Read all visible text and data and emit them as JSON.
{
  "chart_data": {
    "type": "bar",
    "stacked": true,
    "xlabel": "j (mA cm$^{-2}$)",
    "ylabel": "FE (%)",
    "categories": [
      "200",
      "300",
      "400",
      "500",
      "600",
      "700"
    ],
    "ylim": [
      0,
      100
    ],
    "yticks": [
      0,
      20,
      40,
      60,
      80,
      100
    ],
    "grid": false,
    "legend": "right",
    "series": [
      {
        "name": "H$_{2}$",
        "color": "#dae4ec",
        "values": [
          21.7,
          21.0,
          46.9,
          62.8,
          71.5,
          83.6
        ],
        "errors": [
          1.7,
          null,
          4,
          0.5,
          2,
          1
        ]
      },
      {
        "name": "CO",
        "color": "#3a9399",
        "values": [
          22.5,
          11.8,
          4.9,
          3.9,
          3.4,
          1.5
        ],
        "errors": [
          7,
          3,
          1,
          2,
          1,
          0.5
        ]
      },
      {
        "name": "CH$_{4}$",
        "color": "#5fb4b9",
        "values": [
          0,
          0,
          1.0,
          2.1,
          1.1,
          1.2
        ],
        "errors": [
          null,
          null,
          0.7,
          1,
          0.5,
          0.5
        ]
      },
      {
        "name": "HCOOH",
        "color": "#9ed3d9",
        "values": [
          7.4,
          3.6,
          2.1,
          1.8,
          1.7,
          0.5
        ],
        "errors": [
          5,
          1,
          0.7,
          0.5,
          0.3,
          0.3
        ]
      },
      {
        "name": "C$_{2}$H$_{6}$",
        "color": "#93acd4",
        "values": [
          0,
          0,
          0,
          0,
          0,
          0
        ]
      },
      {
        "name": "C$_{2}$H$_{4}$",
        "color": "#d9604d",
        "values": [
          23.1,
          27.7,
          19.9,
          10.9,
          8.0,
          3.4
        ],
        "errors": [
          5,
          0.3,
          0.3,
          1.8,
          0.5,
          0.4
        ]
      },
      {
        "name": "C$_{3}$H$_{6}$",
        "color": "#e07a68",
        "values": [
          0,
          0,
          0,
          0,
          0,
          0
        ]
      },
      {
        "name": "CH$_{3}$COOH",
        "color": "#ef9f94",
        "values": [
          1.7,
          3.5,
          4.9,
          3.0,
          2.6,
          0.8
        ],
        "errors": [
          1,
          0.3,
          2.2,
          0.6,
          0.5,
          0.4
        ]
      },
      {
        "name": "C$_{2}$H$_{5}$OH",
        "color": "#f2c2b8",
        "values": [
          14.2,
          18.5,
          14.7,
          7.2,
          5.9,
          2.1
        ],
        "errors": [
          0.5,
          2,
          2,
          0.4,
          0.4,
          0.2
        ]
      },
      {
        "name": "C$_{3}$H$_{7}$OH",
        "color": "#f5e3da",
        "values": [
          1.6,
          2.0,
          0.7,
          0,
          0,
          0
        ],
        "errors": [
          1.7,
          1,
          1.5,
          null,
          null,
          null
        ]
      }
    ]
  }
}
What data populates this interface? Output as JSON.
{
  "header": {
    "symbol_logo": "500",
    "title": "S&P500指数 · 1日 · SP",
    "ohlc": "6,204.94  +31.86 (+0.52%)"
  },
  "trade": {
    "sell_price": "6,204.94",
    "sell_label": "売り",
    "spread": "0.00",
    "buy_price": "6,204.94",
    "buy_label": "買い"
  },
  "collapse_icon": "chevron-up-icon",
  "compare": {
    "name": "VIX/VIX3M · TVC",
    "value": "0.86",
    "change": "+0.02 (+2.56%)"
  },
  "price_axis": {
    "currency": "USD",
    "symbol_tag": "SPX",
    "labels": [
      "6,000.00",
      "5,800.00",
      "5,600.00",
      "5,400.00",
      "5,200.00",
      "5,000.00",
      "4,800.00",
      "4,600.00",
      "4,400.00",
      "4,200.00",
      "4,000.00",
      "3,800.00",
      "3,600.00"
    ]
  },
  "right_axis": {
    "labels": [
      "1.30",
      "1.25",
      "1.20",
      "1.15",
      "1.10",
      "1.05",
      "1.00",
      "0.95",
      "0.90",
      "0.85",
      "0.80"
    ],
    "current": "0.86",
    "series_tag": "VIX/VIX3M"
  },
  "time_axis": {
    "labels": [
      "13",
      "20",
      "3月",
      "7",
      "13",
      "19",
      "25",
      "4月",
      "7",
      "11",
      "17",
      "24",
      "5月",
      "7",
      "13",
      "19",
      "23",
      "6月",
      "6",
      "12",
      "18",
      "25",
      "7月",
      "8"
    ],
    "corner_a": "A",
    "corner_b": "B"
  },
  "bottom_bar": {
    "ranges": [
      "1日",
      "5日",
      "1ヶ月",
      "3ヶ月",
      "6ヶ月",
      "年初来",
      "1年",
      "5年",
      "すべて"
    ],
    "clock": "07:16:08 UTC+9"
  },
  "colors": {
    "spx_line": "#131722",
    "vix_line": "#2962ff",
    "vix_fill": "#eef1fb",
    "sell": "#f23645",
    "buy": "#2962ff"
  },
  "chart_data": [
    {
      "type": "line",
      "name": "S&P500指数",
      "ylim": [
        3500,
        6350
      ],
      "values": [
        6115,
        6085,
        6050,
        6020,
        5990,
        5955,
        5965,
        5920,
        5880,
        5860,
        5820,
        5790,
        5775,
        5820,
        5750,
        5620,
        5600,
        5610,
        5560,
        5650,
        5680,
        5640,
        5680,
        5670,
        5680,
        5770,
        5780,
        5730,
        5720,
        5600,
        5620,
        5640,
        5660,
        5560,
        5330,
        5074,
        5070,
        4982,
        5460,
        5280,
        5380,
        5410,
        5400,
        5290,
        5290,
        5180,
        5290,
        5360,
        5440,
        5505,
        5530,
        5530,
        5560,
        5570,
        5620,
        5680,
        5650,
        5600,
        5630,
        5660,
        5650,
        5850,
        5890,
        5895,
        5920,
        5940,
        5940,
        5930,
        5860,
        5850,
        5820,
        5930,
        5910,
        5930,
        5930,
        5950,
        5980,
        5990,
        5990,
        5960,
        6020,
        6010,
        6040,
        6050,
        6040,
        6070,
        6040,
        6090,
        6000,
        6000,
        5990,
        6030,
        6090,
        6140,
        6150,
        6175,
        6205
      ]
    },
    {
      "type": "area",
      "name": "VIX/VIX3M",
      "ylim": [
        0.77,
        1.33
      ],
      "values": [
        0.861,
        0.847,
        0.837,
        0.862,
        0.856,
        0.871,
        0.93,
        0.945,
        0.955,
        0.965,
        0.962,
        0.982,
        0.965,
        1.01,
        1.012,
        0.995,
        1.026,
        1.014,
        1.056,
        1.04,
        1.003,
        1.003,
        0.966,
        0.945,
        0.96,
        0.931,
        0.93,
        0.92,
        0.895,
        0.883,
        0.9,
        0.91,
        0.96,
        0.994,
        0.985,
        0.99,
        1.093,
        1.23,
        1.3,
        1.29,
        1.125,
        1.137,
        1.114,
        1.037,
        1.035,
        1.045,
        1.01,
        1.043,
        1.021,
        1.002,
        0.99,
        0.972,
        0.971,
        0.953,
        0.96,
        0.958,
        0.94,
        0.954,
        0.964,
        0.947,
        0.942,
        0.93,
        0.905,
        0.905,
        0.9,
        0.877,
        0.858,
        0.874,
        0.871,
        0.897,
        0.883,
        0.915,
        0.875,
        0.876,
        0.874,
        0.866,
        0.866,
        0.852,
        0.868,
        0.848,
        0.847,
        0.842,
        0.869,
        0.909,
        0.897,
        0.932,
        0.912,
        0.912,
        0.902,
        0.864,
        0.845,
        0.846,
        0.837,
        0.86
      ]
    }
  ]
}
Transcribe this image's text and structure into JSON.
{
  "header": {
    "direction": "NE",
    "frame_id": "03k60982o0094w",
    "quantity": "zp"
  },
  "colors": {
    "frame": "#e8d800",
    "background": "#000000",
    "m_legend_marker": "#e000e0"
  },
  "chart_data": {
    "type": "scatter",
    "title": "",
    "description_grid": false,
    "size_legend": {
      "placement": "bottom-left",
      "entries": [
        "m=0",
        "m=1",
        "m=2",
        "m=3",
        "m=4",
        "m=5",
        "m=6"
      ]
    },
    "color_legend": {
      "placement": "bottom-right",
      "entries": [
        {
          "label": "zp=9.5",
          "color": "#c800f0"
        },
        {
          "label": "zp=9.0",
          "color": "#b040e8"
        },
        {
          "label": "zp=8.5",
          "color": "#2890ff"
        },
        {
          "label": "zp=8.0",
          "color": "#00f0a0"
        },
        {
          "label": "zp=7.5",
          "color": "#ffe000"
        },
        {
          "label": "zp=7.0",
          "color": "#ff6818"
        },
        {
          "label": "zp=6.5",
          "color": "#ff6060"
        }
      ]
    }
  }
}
************
_Task to complete:_ Identify lines with the string "JSON". Copy each one.

_Worked solution:_
Read all visible text and data and emit them as JSON.
What data populates this interface? Output as JSON.
Transcribe this image's text and structure into JSON.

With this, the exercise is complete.